Dataset entries on figures:
-=-=-

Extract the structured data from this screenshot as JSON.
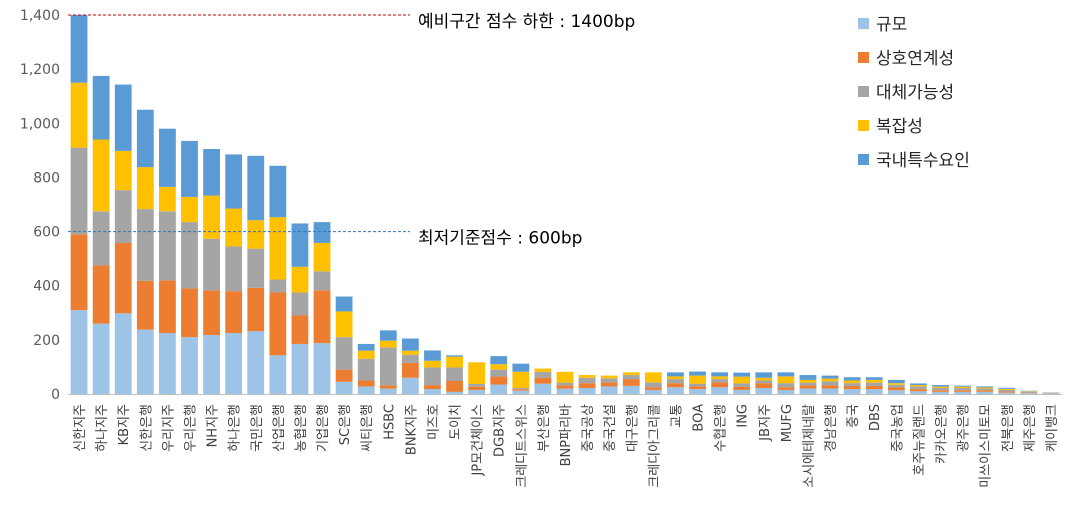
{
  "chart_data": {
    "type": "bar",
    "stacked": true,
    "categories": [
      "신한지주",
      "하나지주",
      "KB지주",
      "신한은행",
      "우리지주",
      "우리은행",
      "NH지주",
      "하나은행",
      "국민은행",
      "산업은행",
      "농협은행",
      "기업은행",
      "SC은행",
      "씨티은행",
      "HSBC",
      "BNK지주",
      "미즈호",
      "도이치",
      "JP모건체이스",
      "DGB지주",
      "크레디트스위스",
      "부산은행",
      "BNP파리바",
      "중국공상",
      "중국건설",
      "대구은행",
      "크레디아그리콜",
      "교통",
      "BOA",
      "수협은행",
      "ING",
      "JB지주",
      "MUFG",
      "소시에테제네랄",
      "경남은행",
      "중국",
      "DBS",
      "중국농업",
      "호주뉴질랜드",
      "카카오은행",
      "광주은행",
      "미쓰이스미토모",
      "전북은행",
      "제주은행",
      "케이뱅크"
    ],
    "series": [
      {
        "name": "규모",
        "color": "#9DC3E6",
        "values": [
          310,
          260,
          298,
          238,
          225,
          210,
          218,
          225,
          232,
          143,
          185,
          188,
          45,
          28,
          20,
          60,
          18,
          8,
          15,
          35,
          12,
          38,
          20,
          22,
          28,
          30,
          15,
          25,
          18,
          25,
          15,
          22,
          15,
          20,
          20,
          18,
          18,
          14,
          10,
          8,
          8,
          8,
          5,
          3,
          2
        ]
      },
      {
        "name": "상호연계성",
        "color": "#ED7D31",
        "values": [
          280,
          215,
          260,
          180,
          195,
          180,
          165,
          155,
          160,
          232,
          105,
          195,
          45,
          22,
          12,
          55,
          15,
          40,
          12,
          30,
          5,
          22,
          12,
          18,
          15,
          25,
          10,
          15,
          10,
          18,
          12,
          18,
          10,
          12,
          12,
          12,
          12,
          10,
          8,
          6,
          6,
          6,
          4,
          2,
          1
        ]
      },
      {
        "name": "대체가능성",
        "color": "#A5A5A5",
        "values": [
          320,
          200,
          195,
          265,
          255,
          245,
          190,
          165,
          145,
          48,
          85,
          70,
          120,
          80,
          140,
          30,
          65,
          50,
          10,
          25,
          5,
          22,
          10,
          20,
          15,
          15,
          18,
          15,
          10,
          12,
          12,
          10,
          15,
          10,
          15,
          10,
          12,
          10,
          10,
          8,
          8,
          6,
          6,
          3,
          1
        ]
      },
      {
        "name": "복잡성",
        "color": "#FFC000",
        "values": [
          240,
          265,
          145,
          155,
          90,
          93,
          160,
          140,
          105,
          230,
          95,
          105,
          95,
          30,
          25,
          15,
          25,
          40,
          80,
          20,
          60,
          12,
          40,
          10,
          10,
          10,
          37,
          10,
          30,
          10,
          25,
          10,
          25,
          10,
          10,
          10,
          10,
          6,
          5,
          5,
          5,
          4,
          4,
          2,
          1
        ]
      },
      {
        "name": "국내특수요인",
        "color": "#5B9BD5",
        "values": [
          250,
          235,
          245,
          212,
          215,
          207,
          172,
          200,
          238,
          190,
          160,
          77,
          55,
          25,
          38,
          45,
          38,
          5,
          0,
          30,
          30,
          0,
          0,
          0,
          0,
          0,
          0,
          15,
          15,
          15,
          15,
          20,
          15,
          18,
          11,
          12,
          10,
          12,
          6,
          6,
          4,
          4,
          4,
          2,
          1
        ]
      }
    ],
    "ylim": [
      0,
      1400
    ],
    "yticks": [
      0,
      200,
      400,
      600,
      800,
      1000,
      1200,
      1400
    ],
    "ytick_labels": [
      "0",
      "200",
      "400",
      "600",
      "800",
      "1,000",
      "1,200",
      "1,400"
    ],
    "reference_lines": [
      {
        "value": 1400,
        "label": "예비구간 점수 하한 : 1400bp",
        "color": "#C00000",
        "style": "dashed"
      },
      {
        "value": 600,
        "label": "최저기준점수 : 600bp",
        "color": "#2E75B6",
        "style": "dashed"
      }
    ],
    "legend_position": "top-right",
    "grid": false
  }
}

-=-=-

Exercise prompt: Every line of text is to be repeated exactly; pictures are left out.

Solution to the exercise:
Extract the structured data from this screenshot as JSON.
{
  "chart_data": {
    "type": "bar",
    "stacked": true,
    "categories": [
      "신한지주",
      "하나지주",
      "KB지주",
      "신한은행",
      "우리지주",
      "우리은행",
      "NH지주",
      "하나은행",
      "국민은행",
      "산업은행",
      "농협은행",
      "기업은행",
      "SC은행",
      "씨티은행",
      "HSBC",
      "BNK지주",
      "미즈호",
      "도이치",
      "JP모건체이스",
      "DGB지주",
      "크레디트스위스",
      "부산은행",
      "BNP파리바",
      "중국공상",
      "중국건설",
      "대구은행",
      "크레디아그리콜",
      "교통",
      "BOA",
      "수협은행",
      "ING",
      "JB지주",
      "MUFG",
      "소시에테제네랄",
      "경남은행",
      "중국",
      "DBS",
      "중국농업",
      "호주뉴질랜드",
      "카카오은행",
      "광주은행",
      "미쓰이스미토모",
      "전북은행",
      "제주은행",
      "케이뱅크"
    ],
    "series": [
      {
        "name": "규모",
        "color": "#9DC3E6",
        "values": [
          310,
          260,
          298,
          238,
          225,
          210,
          218,
          225,
          232,
          143,
          185,
          188,
          45,
          28,
          20,
          60,
          18,
          8,
          15,
          35,
          12,
          38,
          20,
          22,
          28,
          30,
          15,
          25,
          18,
          25,
          15,
          22,
          15,
          20,
          20,
          18,
          18,
          14,
          10,
          8,
          8,
          8,
          5,
          3,
          2
        ]
      },
      {
        "name": "상호연계성",
        "color": "#ED7D31",
        "values": [
          280,
          215,
          260,
          180,
          195,
          180,
          165,
          155,
          160,
          232,
          105,
          195,
          45,
          22,
          12,
          55,
          15,
          40,
          12,
          30,
          5,
          22,
          12,
          18,
          15,
          25,
          10,
          15,
          10,
          18,
          12,
          18,
          10,
          12,
          12,
          12,
          12,
          10,
          8,
          6,
          6,
          6,
          4,
          2,
          1
        ]
      },
      {
        "name": "대체가능성",
        "color": "#A5A5A5",
        "values": [
          320,
          200,
          195,
          265,
          255,
          245,
          190,
          165,
          145,
          48,
          85,
          70,
          120,
          80,
          140,
          30,
          65,
          50,
          10,
          25,
          5,
          22,
          10,
          20,
          15,
          15,
          18,
          15,
          10,
          12,
          12,
          10,
          15,
          10,
          15,
          10,
          12,
          10,
          10,
          8,
          8,
          6,
          6,
          3,
          1
        ]
      },
      {
        "name": "복잡성",
        "color": "#FFC000",
        "values": [
          240,
          265,
          145,
          155,
          90,
          93,
          160,
          140,
          105,
          230,
          95,
          105,
          95,
          30,
          25,
          15,
          25,
          40,
          80,
          20,
          60,
          12,
          40,
          10,
          10,
          10,
          37,
          10,
          30,
          10,
          25,
          10,
          25,
          10,
          10,
          10,
          10,
          6,
          5,
          5,
          5,
          4,
          4,
          2,
          1
        ]
      },
      {
        "name": "국내특수요인",
        "color": "#5B9BD5",
        "values": [
          250,
          235,
          245,
          212,
          215,
          207,
          172,
          200,
          238,
          190,
          160,
          77,
          55,
          25,
          38,
          45,
          38,
          5,
          0,
          30,
          30,
          0,
          0,
          0,
          0,
          0,
          0,
          15,
          15,
          15,
          15,
          20,
          15,
          18,
          11,
          12,
          10,
          12,
          6,
          6,
          4,
          4,
          4,
          2,
          1
        ]
      }
    ],
    "ylim": [
      0,
      1400
    ],
    "yticks": [
      0,
      200,
      400,
      600,
      800,
      1000,
      1200,
      1400
    ],
    "ytick_labels": [
      "0",
      "200",
      "400",
      "600",
      "800",
      "1,000",
      "1,200",
      "1,400"
    ],
    "reference_lines": [
      {
        "value": 1400,
        "label": "예비구간 점수 하한 : 1400bp",
        "color": "#C00000",
        "style": "dashed"
      },
      {
        "value": 600,
        "label": "최저기준점수 : 600bp",
        "color": "#2E75B6",
        "style": "dashed"
      }
    ],
    "legend_position": "top-right",
    "grid": false
  }
}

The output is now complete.